### Aim of the task
Locate every line in the material below that has the word "Cambridge". Copy each of those lines.

### Data records
-=-=-

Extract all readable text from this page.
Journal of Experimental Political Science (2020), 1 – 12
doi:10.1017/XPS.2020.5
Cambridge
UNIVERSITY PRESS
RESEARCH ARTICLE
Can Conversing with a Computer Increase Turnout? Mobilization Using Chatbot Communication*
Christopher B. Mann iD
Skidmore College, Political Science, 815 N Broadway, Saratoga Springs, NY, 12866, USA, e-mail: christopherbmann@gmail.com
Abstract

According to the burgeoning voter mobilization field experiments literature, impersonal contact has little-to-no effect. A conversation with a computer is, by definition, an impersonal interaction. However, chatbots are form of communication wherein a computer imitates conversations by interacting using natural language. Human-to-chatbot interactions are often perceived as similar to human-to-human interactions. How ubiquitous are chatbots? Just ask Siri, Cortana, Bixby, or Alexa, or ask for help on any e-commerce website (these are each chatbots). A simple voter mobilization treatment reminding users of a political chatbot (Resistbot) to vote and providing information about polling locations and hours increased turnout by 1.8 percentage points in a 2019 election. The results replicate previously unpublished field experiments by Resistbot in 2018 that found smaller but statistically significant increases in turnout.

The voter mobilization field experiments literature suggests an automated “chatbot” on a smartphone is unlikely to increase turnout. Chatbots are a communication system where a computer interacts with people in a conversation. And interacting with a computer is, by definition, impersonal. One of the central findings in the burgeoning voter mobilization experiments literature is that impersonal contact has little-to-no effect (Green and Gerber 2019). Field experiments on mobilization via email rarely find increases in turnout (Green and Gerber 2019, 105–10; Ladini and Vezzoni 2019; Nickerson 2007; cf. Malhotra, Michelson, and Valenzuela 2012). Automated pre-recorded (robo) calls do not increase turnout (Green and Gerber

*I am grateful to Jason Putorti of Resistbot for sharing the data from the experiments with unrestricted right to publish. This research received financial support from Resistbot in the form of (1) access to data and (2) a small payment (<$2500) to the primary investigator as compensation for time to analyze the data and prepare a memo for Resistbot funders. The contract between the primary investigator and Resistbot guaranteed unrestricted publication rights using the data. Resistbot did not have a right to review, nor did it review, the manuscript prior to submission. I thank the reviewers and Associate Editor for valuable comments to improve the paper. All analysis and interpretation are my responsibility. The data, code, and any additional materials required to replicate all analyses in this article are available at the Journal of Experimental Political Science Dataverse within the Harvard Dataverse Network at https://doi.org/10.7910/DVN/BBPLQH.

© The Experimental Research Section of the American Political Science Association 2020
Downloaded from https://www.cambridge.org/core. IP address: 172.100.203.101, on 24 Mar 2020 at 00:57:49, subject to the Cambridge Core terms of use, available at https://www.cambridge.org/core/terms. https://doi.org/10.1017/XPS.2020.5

-=-=-

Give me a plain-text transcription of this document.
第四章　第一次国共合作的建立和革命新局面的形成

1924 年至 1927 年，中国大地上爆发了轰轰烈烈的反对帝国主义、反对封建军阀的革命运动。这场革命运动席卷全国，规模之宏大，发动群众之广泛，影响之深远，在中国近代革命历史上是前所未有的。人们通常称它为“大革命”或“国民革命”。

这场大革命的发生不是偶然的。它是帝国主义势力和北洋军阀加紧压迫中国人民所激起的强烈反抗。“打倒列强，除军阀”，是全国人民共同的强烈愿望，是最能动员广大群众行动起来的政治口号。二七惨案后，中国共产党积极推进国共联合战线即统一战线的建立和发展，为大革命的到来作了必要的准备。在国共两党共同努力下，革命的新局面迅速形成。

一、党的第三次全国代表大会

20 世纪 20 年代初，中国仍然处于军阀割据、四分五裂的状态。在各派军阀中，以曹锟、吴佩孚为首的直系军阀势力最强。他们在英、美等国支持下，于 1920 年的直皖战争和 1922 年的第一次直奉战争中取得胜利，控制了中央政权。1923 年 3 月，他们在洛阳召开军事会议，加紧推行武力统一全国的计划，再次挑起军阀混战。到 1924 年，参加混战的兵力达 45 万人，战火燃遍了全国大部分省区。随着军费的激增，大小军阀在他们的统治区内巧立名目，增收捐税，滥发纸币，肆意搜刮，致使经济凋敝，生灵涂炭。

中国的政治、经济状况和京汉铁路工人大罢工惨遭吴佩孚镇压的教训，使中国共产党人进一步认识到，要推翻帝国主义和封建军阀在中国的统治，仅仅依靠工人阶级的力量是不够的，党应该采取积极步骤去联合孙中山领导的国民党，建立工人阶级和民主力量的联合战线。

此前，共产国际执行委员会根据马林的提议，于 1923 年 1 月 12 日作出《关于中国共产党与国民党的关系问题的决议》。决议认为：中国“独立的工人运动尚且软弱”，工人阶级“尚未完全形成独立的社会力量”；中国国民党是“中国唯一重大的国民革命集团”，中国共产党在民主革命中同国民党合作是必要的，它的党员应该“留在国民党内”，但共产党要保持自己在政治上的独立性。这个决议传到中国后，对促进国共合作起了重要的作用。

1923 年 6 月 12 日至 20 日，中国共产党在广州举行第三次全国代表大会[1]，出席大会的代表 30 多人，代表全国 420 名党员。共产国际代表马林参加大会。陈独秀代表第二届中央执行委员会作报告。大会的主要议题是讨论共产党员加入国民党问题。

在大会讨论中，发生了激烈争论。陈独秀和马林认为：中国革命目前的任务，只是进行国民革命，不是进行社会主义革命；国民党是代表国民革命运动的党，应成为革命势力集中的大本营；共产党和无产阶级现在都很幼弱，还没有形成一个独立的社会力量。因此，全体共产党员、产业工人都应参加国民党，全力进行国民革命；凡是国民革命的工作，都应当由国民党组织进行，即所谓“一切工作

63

-=-=-

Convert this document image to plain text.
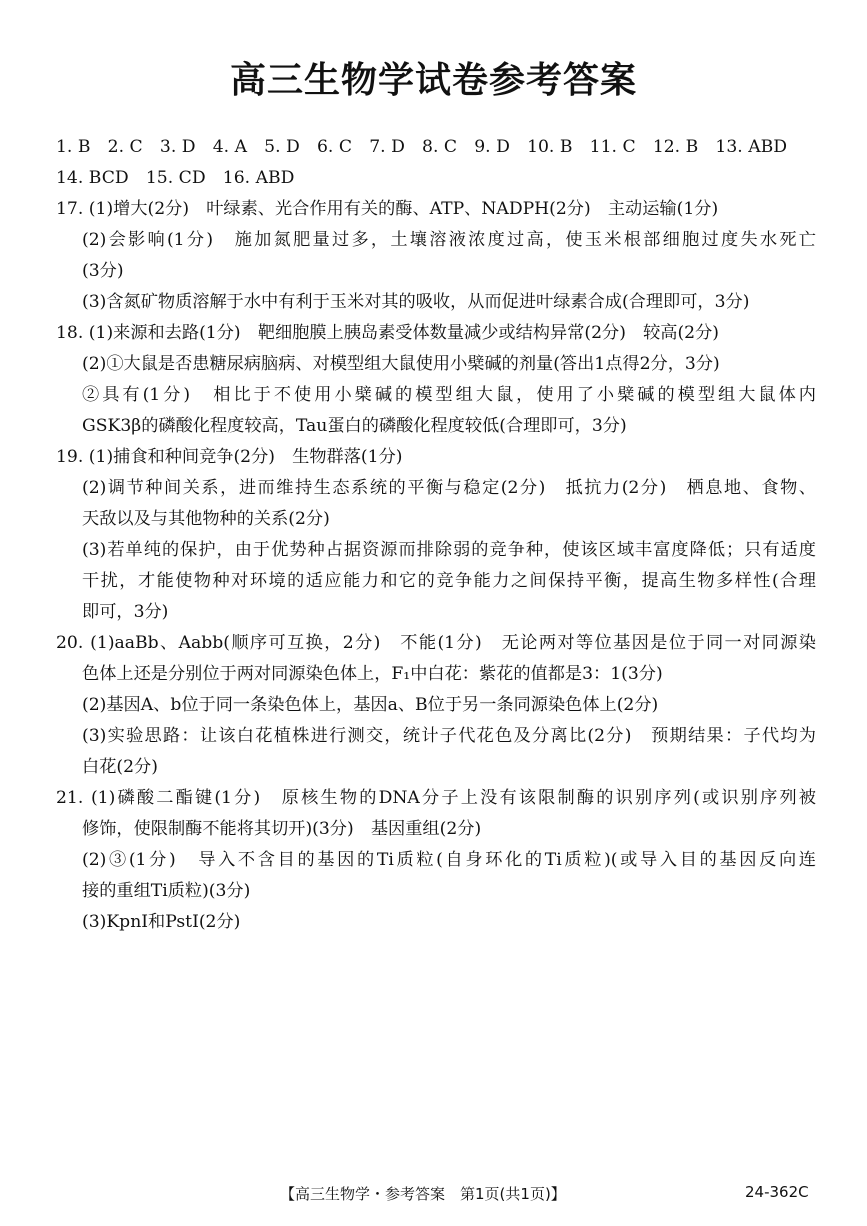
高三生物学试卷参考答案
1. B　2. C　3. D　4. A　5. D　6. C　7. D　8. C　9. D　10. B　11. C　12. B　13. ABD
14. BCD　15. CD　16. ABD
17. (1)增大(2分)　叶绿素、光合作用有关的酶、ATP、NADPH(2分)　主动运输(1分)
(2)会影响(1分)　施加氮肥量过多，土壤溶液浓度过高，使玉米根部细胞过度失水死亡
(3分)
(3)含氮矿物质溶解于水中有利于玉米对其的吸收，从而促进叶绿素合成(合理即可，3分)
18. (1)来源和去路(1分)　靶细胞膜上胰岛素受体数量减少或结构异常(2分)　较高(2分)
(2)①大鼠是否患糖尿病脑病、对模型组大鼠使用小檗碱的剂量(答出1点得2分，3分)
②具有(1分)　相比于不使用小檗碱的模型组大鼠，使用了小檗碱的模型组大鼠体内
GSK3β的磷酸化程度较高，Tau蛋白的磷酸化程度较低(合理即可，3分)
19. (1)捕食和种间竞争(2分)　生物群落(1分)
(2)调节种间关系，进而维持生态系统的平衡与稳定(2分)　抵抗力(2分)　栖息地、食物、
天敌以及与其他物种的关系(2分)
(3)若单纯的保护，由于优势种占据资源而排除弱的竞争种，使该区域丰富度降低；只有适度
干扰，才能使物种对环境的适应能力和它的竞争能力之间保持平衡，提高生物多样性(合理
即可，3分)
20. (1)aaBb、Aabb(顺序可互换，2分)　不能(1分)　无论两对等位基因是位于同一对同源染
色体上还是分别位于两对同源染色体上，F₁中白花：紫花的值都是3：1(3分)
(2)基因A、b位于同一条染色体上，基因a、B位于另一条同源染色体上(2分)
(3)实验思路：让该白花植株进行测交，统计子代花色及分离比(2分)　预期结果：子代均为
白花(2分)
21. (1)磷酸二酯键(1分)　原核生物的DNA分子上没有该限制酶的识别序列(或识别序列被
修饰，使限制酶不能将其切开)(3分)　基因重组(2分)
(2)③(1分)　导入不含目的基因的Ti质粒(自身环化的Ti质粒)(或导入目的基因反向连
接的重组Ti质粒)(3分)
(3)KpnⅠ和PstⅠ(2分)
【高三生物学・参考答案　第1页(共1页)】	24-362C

-=-=-

### Output
Cambridge
Downloaded from https://www.cambridge.org/core. IP address: 172.100.203.101, on 24 Mar 2020 at 00:57:49, subject to the Cambridge Core terms of use, available at https://www.cambridge.org/core/terms. https://doi.org/10.1017/XPS.2020.5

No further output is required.